Instructions for the task: Determine the number of lines containing the word "JSON". Reply with it and nothing else.
* begin Recorded data *
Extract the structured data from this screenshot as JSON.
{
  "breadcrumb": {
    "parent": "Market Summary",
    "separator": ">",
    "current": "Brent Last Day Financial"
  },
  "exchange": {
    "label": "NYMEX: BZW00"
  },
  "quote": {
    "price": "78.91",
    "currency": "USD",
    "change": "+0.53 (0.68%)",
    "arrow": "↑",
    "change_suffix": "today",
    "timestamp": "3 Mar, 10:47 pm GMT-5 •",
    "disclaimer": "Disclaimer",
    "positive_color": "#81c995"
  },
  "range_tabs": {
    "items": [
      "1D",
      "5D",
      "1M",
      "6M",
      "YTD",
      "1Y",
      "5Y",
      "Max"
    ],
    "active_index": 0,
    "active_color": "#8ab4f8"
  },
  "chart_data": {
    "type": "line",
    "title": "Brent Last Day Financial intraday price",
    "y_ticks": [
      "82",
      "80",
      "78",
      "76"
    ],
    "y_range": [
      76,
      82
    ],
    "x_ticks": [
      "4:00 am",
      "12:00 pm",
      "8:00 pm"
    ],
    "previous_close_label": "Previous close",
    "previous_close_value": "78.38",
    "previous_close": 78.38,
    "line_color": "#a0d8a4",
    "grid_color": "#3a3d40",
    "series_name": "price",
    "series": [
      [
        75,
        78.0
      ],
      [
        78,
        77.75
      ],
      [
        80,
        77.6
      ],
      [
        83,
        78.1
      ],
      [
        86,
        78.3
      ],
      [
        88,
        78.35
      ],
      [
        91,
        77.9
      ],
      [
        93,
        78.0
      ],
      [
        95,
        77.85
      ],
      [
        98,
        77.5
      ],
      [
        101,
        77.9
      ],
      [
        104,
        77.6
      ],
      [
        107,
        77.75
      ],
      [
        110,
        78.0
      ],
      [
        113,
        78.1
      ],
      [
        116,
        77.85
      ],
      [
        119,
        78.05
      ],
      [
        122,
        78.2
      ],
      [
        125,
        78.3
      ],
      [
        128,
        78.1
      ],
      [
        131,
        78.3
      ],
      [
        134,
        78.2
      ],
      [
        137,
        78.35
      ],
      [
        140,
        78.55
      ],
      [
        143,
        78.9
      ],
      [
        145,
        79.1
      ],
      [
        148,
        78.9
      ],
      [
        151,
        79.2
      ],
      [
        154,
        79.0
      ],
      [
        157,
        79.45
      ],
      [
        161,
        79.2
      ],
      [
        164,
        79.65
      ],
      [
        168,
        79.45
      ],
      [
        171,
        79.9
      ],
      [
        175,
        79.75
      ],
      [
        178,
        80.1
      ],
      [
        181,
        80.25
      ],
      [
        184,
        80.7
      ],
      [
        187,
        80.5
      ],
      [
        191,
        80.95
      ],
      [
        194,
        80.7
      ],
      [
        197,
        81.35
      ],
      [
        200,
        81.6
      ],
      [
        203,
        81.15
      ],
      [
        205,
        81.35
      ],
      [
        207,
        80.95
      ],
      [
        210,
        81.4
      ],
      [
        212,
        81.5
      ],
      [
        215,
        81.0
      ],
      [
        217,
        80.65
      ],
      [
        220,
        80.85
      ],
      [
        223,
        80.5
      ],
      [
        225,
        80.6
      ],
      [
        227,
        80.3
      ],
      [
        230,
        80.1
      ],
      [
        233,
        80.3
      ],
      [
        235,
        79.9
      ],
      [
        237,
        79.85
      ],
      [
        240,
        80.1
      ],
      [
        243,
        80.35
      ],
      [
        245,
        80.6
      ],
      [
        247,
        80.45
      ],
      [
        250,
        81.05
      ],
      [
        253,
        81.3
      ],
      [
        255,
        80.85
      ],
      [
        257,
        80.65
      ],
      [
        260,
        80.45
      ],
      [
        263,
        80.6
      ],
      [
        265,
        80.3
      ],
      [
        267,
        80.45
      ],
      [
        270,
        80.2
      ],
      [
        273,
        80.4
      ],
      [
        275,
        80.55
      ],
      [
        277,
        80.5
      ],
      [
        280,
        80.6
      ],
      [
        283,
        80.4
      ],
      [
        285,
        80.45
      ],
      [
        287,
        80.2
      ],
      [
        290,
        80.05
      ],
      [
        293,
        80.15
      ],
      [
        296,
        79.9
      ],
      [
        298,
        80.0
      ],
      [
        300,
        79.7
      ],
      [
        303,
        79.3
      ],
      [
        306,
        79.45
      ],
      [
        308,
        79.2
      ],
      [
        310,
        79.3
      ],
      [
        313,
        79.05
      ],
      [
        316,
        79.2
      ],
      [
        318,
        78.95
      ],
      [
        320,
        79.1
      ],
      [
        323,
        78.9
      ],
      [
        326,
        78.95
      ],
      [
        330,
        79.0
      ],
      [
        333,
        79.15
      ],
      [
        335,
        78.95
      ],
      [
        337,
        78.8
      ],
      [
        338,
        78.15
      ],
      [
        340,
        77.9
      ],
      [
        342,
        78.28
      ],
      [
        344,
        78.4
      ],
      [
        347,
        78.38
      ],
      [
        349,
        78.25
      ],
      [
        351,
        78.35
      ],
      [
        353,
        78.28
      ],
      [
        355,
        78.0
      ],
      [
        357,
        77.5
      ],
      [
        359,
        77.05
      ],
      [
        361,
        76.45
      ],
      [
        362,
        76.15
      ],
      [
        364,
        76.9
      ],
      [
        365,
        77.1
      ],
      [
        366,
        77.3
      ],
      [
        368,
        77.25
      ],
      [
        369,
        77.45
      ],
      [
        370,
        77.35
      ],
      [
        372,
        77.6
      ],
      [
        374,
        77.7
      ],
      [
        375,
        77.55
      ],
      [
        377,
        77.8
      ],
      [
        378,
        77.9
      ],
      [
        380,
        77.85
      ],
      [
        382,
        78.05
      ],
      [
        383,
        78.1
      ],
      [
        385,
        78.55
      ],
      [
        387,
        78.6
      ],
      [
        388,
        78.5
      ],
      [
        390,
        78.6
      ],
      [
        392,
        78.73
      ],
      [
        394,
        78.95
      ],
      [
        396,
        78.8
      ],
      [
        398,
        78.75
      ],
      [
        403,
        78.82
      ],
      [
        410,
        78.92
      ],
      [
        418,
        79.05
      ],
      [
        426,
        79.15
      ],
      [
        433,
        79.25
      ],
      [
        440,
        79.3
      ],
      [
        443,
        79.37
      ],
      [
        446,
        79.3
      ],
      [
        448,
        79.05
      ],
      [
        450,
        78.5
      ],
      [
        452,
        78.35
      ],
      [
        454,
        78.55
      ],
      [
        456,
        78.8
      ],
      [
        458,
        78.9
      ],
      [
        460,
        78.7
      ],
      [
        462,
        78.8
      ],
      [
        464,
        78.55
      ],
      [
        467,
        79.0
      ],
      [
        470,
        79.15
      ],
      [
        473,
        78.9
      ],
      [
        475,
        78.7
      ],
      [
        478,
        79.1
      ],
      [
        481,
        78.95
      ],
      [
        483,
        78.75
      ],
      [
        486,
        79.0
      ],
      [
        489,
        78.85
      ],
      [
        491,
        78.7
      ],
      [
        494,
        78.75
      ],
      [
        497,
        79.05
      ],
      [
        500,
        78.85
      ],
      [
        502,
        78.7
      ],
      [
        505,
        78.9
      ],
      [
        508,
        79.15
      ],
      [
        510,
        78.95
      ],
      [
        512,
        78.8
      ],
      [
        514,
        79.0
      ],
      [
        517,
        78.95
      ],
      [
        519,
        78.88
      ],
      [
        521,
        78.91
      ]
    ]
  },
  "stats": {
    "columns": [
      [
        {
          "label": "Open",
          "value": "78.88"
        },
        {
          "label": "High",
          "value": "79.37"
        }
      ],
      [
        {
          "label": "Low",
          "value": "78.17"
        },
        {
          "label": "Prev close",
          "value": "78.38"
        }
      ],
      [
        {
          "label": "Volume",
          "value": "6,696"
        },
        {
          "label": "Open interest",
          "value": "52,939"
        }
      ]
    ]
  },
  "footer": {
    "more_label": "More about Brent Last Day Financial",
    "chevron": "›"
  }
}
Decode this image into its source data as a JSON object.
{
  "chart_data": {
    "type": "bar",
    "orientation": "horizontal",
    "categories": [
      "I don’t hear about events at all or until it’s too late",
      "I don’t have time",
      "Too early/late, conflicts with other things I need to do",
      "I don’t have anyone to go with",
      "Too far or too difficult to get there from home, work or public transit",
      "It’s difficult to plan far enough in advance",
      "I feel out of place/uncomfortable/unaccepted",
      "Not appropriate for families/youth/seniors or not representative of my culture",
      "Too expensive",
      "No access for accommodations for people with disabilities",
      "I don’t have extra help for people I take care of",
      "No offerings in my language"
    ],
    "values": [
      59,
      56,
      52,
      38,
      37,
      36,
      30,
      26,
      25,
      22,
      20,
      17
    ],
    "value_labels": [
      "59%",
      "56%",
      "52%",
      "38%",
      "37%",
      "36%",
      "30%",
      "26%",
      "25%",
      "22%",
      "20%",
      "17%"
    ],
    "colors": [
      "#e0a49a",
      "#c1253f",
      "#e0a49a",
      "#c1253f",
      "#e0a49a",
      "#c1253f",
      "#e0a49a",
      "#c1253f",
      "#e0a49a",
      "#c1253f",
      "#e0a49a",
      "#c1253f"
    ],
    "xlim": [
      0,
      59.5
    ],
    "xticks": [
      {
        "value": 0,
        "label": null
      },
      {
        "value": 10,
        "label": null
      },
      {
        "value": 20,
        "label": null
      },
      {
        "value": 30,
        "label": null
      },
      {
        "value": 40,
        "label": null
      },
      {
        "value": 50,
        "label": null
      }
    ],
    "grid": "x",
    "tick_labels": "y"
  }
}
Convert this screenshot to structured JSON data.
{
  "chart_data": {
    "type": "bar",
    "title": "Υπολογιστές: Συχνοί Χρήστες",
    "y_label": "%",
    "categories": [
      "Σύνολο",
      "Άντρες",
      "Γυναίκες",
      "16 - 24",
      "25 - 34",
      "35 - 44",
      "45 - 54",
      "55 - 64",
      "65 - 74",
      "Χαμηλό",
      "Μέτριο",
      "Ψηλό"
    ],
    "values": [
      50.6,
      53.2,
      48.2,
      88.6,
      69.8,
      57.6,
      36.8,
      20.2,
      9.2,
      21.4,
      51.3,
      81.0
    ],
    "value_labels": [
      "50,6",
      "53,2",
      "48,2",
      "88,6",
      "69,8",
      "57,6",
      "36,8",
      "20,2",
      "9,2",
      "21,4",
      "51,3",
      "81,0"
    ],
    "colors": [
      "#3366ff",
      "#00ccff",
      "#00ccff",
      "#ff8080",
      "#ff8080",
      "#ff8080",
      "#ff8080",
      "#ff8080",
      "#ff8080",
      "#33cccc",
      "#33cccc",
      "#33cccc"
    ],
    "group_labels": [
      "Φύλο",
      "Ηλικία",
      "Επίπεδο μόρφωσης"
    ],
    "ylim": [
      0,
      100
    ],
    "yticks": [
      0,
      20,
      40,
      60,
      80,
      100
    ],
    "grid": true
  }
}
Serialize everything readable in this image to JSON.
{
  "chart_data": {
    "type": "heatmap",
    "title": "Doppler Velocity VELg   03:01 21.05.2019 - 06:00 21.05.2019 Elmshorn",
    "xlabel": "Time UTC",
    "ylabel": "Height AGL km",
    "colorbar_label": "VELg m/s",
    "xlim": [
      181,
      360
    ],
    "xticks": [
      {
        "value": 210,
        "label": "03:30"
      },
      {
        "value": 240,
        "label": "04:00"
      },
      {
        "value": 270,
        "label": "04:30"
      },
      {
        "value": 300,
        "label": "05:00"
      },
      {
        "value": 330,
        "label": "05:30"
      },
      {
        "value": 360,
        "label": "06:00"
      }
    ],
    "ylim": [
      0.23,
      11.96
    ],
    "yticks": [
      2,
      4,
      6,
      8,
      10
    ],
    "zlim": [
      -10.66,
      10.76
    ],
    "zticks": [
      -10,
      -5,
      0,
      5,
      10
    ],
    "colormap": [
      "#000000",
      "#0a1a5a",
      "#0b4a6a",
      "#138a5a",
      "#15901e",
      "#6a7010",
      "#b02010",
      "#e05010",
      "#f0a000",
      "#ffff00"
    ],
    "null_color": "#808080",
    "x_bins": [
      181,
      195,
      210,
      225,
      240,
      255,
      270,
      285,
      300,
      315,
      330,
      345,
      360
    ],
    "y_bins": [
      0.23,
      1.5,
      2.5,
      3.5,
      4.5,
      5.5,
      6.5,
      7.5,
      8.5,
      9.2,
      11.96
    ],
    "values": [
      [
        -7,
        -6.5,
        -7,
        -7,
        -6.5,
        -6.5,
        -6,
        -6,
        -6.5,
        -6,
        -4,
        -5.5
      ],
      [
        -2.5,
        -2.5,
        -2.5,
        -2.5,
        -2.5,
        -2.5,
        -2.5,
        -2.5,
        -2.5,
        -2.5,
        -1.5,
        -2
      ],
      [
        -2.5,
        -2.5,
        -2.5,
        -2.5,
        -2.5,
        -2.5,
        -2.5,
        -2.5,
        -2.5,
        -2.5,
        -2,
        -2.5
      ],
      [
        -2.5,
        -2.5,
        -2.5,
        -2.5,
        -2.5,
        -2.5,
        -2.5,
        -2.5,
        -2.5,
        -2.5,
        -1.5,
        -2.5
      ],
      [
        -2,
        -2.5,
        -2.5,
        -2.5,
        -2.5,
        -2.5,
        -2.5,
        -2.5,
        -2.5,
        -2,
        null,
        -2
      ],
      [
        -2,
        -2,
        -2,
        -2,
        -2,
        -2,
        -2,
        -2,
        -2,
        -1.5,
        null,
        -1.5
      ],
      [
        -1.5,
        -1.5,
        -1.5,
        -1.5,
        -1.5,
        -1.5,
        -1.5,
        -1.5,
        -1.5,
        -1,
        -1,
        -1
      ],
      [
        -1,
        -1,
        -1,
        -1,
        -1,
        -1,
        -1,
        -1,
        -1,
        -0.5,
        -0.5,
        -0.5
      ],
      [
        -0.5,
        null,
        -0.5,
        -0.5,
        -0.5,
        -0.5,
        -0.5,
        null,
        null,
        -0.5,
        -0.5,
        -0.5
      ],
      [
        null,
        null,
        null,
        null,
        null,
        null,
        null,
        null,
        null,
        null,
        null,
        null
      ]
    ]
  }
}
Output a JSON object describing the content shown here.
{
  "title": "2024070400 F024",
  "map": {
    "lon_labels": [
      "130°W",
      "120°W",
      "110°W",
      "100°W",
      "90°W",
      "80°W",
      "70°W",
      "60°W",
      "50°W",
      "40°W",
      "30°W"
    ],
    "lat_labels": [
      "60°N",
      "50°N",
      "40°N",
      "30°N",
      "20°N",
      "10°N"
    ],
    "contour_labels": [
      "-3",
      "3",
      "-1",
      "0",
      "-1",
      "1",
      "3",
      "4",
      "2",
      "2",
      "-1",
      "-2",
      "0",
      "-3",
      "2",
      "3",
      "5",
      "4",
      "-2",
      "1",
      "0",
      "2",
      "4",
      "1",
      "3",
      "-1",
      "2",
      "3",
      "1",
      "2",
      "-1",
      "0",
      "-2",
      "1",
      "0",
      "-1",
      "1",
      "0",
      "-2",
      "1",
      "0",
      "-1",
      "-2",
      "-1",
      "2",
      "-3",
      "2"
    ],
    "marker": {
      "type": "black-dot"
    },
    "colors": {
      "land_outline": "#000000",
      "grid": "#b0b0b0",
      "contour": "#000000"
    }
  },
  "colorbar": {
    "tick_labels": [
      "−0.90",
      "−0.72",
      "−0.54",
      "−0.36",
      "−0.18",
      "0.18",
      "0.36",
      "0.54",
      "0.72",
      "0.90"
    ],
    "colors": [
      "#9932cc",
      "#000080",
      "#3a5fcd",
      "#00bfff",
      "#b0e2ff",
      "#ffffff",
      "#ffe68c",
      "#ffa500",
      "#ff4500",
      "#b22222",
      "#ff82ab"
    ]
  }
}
* end Recorded data *
Correct response: 5